START Provided data

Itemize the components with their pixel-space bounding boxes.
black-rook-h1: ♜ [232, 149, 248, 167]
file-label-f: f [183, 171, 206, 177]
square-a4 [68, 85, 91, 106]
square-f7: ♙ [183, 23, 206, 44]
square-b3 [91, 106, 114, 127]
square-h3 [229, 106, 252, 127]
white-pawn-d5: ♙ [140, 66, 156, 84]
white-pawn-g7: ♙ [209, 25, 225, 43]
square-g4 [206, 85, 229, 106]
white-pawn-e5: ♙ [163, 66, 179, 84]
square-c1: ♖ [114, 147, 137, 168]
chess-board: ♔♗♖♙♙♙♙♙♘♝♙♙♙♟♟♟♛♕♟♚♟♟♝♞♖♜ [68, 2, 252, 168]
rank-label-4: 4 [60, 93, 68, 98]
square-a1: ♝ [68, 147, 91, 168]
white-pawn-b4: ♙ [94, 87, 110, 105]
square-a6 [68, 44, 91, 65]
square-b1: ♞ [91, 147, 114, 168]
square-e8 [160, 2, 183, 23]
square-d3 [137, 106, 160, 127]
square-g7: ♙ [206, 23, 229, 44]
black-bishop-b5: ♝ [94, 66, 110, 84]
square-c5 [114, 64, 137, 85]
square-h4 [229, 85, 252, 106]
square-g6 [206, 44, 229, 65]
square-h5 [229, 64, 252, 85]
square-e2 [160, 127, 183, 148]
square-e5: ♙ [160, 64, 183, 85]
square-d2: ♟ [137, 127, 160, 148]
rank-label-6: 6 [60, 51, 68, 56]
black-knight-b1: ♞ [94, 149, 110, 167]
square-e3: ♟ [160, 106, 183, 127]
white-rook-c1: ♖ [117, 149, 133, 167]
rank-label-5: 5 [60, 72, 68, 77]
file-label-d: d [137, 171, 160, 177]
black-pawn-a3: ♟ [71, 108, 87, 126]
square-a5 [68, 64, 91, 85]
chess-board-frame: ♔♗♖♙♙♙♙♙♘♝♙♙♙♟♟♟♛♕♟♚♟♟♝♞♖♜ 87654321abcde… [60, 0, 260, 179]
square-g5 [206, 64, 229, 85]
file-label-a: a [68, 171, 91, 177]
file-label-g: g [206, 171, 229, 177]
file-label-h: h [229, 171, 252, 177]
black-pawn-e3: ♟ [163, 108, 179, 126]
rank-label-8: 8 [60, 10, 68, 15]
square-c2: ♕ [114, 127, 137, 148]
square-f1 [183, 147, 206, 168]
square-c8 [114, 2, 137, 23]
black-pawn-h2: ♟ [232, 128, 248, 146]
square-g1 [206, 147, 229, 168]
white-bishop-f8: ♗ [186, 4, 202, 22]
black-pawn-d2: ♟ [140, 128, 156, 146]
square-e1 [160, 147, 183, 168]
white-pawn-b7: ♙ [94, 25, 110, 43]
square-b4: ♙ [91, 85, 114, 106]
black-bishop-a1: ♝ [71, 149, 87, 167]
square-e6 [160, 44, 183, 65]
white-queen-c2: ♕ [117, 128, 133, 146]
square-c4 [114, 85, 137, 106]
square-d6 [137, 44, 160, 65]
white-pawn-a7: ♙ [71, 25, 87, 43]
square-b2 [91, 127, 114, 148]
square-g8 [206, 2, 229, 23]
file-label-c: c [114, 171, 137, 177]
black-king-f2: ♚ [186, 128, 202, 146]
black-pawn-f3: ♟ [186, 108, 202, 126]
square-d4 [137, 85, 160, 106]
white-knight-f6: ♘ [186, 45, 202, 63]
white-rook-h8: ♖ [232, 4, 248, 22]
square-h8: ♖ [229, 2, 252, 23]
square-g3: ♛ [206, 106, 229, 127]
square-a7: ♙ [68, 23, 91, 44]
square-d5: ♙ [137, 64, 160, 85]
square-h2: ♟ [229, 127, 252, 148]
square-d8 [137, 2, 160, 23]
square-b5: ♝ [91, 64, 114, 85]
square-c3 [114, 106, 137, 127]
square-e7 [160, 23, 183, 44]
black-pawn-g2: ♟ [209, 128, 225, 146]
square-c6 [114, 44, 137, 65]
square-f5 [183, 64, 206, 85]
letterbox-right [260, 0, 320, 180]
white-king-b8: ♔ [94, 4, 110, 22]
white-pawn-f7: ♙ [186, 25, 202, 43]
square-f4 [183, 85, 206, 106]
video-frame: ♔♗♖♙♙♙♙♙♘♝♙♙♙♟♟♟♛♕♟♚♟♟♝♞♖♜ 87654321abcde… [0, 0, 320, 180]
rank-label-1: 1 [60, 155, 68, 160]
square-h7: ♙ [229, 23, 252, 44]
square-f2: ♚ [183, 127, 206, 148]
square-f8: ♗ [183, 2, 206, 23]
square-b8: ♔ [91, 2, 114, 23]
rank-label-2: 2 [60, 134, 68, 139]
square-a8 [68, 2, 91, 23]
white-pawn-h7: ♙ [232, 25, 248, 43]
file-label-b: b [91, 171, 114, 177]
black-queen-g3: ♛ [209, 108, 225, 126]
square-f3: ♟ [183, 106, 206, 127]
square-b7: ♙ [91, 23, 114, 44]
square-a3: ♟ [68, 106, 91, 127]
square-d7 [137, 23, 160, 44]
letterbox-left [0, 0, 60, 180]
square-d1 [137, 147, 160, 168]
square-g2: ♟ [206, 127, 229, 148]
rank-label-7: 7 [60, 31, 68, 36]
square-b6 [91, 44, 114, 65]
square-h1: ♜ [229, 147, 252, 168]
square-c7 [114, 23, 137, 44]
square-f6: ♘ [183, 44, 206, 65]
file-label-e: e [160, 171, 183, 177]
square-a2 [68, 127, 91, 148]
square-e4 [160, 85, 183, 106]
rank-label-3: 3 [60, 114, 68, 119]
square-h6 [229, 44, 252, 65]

END Provided data

_What to produce_
Could you reproduce every one of the rows above verbatim, line for line?

_Exercise result_
Itemize the components with their pixel-space bounding boxes.
black-rook-h1: ♜ [232, 149, 248, 167]
file-label-f: f [183, 171, 206, 177]
square-a4 [68, 85, 91, 106]
square-f7: ♙ [183, 23, 206, 44]
square-b3 [91, 106, 114, 127]
square-h3 [229, 106, 252, 127]
white-pawn-d5: ♙ [140, 66, 156, 84]
white-pawn-g7: ♙ [209, 25, 225, 43]
square-g4 [206, 85, 229, 106]
white-pawn-e5: ♙ [163, 66, 179, 84]
square-c1: ♖ [114, 147, 137, 168]
chess-board: ♔♗♖♙♙♙♙♙♘♝♙♙♙♟♟♟♛♕♟♚♟♟♝♞♖♜ [68, 2, 252, 168]
rank-label-4: 4 [60, 93, 68, 98]
square-a1: ♝ [68, 147, 91, 168]
white-pawn-b4: ♙ [94, 87, 110, 105]
square-a6 [68, 44, 91, 65]
square-b1: ♞ [91, 147, 114, 168]
square-e8 [160, 2, 183, 23]
square-d3 [137, 106, 160, 127]
square-g7: ♙ [206, 23, 229, 44]
black-bishop-b5: ♝ [94, 66, 110, 84]
square-c5 [114, 64, 137, 85]
square-h4 [229, 85, 252, 106]
square-g6 [206, 44, 229, 65]
square-h5 [229, 64, 252, 85]
square-e2 [160, 127, 183, 148]
square-e5: ♙ [160, 64, 183, 85]
square-d2: ♟ [137, 127, 160, 148]
rank-label-6: 6 [60, 51, 68, 56]
black-knight-b1: ♞ [94, 149, 110, 167]
square-e3: ♟ [160, 106, 183, 127]
white-rook-c1: ♖ [117, 149, 133, 167]
rank-label-5: 5 [60, 72, 68, 77]
file-label-d: d [137, 171, 160, 177]
black-pawn-a3: ♟ [71, 108, 87, 126]
square-a5 [68, 64, 91, 85]
chess-board-frame: ♔♗♖♙♙♙♙♙♘♝♙♙♙♟♟♟♛♕♟♚♟♟♝♞♖♜ 87654321abcde… [60, 0, 260, 179]
square-g5 [206, 64, 229, 85]
file-label-a: a [68, 171, 91, 177]
file-label-g: g [206, 171, 229, 177]
file-label-h: h [229, 171, 252, 177]
black-pawn-e3: ♟ [163, 108, 179, 126]
rank-label-8: 8 [60, 10, 68, 15]
square-c2: ♕ [114, 127, 137, 148]
square-f1 [183, 147, 206, 168]
square-c8 [114, 2, 137, 23]
black-pawn-h2: ♟ [232, 128, 248, 146]
square-g1 [206, 147, 229, 168]
white-bishop-f8: ♗ [186, 4, 202, 22]
black-pawn-d2: ♟ [140, 128, 156, 146]
square-e1 [160, 147, 183, 168]
white-pawn-b7: ♙ [94, 25, 110, 43]
square-b4: ♙ [91, 85, 114, 106]
black-bishop-a1: ♝ [71, 149, 87, 167]
square-e6 [160, 44, 183, 65]
white-queen-c2: ♕ [117, 128, 133, 146]
square-c4 [114, 85, 137, 106]
square-d6 [137, 44, 160, 65]
white-pawn-a7: ♙ [71, 25, 87, 43]
square-b2 [91, 127, 114, 148]
square-g8 [206, 2, 229, 23]
file-label-c: c [114, 171, 137, 177]
black-king-f2: ♚ [186, 128, 202, 146]
black-pawn-f3: ♟ [186, 108, 202, 126]
square-d4 [137, 85, 160, 106]
white-knight-f6: ♘ [186, 45, 202, 63]
white-rook-h8: ♖ [232, 4, 248, 22]
square-h8: ♖ [229, 2, 252, 23]
square-g3: ♛ [206, 106, 229, 127]
square-a7: ♙ [68, 23, 91, 44]
square-d5: ♙ [137, 64, 160, 85]
square-h2: ♟ [229, 127, 252, 148]
square-d8 [137, 2, 160, 23]
square-b5: ♝ [91, 64, 114, 85]
square-c3 [114, 106, 137, 127]
square-e7 [160, 23, 183, 44]
black-pawn-g2: ♟ [209, 128, 225, 146]
square-c6 [114, 44, 137, 65]
square-f5 [183, 64, 206, 85]
letterbox-right [260, 0, 320, 180]
white-king-b8: ♔ [94, 4, 110, 22]
white-pawn-f7: ♙ [186, 25, 202, 43]
square-f4 [183, 85, 206, 106]
video-frame: ♔♗♖♙♙♙♙♙♘♝♙♙♙♟♟♟♛♕♟♚♟♟♝♞♖♜ 87654321abcde… [0, 0, 320, 180]
rank-label-1: 1 [60, 155, 68, 160]
square-h7: ♙ [229, 23, 252, 44]
square-f2: ♚ [183, 127, 206, 148]
square-f8: ♗ [183, 2, 206, 23]
square-b8: ♔ [91, 2, 114, 23]
rank-label-2: 2 [60, 134, 68, 139]
square-a8 [68, 2, 91, 23]
white-pawn-h7: ♙ [232, 25, 248, 43]
file-label-b: b [91, 171, 114, 177]
black-queen-g3: ♛ [209, 108, 225, 126]
square-f3: ♟ [183, 106, 206, 127]
square-b7: ♙ [91, 23, 114, 44]
square-a3: ♟ [68, 106, 91, 127]
square-d7 [137, 23, 160, 44]
letterbox-left [0, 0, 60, 180]
square-d1 [137, 147, 160, 168]
square-g2: ♟ [206, 127, 229, 148]
rank-label-7: 7 [60, 31, 68, 36]
square-b6 [91, 44, 114, 65]
square-h1: ♜ [229, 147, 252, 168]
square-c7 [114, 23, 137, 44]
square-f6: ♘ [183, 44, 206, 65]
file-label-e: e [160, 171, 183, 177]
square-a2 [68, 127, 91, 148]
square-e4 [160, 85, 183, 106]
rank-label-3: 3 [60, 114, 68, 119]
square-h6 [229, 44, 252, 65]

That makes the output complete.